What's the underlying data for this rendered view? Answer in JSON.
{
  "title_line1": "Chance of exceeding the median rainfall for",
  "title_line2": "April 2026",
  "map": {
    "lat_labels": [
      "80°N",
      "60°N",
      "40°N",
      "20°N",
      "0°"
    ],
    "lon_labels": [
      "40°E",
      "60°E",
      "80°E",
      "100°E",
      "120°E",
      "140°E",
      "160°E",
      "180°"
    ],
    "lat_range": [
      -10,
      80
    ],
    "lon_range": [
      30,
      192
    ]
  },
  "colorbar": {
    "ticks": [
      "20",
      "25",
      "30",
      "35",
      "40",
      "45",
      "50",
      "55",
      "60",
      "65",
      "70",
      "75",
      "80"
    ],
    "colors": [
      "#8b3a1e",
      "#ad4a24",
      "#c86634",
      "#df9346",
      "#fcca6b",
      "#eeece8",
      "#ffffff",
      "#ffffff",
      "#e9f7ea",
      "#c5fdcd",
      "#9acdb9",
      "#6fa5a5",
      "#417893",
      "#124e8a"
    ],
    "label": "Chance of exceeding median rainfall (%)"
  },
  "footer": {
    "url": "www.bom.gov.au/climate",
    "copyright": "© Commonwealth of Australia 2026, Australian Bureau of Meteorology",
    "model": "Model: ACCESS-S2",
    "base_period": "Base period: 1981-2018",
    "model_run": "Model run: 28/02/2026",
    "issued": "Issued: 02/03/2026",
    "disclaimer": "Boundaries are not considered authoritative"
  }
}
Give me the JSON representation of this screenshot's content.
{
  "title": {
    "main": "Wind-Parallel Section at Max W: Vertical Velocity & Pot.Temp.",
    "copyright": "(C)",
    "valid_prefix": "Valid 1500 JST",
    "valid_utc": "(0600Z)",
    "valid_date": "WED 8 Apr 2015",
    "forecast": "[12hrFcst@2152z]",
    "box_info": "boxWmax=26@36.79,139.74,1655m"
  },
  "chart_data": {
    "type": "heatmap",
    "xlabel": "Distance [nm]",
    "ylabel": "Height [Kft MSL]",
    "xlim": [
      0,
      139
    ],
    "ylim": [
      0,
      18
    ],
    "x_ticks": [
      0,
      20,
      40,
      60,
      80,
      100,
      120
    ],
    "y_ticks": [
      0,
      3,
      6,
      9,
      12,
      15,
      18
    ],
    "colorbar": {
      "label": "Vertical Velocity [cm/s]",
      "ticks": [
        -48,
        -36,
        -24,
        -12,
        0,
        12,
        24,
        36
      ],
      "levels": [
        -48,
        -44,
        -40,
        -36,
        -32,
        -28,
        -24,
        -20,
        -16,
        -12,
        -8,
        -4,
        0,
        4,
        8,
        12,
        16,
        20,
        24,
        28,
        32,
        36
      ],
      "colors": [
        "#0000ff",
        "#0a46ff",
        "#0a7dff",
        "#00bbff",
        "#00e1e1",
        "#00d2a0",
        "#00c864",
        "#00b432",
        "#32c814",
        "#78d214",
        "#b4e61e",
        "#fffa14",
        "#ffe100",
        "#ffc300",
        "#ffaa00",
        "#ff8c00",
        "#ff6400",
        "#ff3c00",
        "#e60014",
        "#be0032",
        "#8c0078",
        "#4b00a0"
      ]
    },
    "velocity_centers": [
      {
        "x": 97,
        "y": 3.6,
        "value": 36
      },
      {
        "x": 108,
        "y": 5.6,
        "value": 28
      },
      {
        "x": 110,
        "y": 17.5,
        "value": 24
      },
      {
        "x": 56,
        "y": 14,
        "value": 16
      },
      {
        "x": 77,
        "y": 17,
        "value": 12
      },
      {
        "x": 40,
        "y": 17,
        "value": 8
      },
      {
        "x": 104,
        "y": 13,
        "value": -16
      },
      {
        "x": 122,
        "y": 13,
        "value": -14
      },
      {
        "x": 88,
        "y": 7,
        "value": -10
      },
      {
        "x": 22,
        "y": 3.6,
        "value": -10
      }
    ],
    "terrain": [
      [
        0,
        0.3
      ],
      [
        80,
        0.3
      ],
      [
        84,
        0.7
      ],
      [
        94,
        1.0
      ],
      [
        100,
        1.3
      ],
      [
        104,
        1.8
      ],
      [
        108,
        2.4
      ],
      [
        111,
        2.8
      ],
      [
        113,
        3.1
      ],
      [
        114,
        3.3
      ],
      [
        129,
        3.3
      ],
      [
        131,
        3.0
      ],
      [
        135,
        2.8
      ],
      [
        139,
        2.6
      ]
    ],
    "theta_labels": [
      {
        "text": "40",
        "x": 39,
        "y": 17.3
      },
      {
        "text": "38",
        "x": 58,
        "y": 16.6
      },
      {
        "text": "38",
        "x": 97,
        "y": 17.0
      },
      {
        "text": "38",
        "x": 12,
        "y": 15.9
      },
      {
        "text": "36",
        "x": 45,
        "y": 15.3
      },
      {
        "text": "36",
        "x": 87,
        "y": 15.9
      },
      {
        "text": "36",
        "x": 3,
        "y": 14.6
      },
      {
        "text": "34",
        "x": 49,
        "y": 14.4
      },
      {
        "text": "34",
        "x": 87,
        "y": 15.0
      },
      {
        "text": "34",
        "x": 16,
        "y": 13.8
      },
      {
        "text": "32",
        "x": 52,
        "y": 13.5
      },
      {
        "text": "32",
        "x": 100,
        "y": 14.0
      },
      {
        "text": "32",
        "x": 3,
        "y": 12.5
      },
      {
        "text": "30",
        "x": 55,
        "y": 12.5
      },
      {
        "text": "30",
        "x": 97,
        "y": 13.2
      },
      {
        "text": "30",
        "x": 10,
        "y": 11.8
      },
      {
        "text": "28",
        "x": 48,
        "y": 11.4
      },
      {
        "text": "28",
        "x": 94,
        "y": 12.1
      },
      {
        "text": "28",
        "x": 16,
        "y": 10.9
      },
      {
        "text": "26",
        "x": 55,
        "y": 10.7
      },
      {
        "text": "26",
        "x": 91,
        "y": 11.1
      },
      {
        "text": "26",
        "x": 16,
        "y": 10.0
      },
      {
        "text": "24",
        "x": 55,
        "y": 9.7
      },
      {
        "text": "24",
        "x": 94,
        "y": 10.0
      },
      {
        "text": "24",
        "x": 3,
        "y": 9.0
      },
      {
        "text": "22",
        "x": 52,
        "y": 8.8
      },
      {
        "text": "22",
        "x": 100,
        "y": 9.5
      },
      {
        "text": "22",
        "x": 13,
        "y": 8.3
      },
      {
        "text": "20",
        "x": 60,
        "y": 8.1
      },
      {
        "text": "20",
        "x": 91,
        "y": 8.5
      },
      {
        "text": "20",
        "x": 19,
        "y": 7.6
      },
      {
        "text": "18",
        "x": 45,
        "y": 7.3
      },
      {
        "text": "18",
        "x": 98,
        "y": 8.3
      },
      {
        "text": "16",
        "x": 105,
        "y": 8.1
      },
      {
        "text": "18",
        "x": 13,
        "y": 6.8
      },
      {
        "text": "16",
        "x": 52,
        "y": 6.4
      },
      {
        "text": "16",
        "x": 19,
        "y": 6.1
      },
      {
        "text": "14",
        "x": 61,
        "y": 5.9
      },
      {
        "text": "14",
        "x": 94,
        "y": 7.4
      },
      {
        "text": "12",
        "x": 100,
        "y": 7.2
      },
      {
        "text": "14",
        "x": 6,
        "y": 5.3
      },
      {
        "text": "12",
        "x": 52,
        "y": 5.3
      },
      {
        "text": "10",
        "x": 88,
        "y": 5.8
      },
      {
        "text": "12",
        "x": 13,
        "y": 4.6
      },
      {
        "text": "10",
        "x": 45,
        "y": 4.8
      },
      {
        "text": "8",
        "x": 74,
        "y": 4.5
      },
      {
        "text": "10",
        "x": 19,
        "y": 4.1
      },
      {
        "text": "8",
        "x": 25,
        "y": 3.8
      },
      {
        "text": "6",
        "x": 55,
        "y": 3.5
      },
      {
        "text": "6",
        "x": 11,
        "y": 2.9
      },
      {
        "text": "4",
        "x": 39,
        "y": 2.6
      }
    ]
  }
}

### Brief
From the entries, report each line that includes the word "this".

### Task solution
What's the underlying data for this rendered view? Answer in JSON.
Give me the JSON representation of this screenshot's content.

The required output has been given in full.